## Given problem
Check each line of the listing below for the string "Wohnung", and give only how many lines hold it.
==============================
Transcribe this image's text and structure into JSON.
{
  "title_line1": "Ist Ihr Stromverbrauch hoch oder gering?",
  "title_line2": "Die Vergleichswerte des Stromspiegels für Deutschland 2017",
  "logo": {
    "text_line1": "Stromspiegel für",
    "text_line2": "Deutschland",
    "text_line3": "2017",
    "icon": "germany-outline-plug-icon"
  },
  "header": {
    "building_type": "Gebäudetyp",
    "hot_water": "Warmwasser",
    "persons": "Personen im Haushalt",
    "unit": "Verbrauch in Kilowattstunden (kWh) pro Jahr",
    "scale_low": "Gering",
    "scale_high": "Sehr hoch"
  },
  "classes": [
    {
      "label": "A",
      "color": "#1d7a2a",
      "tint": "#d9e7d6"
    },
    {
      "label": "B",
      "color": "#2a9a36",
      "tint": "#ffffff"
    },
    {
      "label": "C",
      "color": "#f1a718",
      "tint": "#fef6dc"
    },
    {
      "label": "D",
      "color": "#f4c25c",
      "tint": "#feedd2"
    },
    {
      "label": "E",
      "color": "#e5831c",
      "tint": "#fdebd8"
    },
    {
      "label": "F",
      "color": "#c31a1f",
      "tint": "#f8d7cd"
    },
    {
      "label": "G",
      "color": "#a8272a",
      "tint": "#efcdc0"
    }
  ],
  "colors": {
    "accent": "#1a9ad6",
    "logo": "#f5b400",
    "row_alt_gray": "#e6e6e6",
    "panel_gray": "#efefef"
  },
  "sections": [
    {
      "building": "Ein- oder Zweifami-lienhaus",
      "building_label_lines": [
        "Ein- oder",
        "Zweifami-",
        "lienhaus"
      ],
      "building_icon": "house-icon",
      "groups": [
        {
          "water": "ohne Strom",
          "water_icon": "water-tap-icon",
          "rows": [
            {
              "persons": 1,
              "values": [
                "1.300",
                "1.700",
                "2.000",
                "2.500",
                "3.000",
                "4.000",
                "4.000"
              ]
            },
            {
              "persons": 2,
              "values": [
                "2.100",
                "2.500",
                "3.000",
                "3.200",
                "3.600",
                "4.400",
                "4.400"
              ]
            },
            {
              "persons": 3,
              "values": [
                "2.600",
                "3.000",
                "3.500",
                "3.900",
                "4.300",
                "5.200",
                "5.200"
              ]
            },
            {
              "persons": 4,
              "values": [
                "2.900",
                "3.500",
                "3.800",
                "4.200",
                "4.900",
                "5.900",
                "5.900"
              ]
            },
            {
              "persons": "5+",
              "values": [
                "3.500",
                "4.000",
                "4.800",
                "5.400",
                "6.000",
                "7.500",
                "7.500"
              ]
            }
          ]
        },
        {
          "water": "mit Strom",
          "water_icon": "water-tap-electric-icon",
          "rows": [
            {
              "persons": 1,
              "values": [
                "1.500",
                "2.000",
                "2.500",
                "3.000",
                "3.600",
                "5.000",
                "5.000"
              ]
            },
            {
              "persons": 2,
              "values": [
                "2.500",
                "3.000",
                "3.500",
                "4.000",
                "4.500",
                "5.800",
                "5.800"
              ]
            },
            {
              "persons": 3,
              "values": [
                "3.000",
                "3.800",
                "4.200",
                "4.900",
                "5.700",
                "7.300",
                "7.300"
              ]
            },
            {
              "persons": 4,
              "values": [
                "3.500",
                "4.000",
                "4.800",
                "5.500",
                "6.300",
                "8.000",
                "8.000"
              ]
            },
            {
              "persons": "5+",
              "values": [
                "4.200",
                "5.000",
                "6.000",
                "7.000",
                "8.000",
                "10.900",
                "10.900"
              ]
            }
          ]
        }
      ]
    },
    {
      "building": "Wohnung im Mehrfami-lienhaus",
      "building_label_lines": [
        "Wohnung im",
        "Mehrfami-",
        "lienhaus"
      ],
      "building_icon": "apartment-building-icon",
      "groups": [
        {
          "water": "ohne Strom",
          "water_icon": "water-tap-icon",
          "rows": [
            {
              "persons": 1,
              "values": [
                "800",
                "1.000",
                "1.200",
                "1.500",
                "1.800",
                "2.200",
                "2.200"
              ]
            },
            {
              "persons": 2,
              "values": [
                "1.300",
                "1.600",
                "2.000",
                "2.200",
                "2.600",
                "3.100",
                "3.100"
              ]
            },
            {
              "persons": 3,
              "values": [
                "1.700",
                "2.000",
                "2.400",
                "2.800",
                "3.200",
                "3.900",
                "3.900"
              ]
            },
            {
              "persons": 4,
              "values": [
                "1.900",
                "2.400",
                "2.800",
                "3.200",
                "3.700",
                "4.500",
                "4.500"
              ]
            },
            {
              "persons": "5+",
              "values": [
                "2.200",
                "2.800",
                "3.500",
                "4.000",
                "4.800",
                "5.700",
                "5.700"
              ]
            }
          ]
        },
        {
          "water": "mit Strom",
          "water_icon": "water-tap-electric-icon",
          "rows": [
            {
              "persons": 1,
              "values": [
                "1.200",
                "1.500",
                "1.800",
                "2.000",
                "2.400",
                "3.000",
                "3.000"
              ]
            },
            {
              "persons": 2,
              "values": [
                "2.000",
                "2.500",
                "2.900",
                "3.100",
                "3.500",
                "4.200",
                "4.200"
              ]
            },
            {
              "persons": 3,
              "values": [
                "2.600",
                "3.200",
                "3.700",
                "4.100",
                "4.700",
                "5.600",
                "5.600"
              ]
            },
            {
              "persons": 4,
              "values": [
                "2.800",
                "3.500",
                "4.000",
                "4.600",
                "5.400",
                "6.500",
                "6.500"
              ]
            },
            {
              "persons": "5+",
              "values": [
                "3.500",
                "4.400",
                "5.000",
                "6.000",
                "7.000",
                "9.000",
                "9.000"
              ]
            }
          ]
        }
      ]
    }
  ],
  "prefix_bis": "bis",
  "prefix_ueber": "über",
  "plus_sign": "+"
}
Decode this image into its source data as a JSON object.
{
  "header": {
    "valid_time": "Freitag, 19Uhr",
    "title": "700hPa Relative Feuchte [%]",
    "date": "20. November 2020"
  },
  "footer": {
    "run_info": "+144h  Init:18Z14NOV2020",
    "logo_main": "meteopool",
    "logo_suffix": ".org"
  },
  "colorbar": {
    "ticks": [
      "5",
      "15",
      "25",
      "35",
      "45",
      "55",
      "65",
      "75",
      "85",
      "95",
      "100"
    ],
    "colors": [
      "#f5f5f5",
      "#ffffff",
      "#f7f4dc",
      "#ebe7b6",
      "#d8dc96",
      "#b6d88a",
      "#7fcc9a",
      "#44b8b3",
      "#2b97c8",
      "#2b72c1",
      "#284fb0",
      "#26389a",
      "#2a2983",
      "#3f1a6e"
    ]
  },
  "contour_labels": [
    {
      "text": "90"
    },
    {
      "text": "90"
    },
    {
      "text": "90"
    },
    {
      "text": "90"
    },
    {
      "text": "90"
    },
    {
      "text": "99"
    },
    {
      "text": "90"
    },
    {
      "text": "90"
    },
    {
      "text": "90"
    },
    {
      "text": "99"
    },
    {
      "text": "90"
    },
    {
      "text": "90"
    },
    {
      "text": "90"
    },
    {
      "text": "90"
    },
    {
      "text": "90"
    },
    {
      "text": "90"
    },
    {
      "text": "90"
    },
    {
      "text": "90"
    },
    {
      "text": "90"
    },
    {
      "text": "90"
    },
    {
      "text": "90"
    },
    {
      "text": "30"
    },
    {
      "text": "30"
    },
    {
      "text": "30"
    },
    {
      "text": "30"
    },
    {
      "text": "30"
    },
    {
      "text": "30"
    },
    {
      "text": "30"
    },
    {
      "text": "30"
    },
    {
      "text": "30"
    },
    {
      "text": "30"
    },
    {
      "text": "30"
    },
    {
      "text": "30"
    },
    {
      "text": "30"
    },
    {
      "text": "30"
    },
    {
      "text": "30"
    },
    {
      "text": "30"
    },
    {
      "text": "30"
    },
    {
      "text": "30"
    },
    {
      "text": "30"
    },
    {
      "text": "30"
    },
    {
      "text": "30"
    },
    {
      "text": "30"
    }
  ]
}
==============================
## Solved problem
2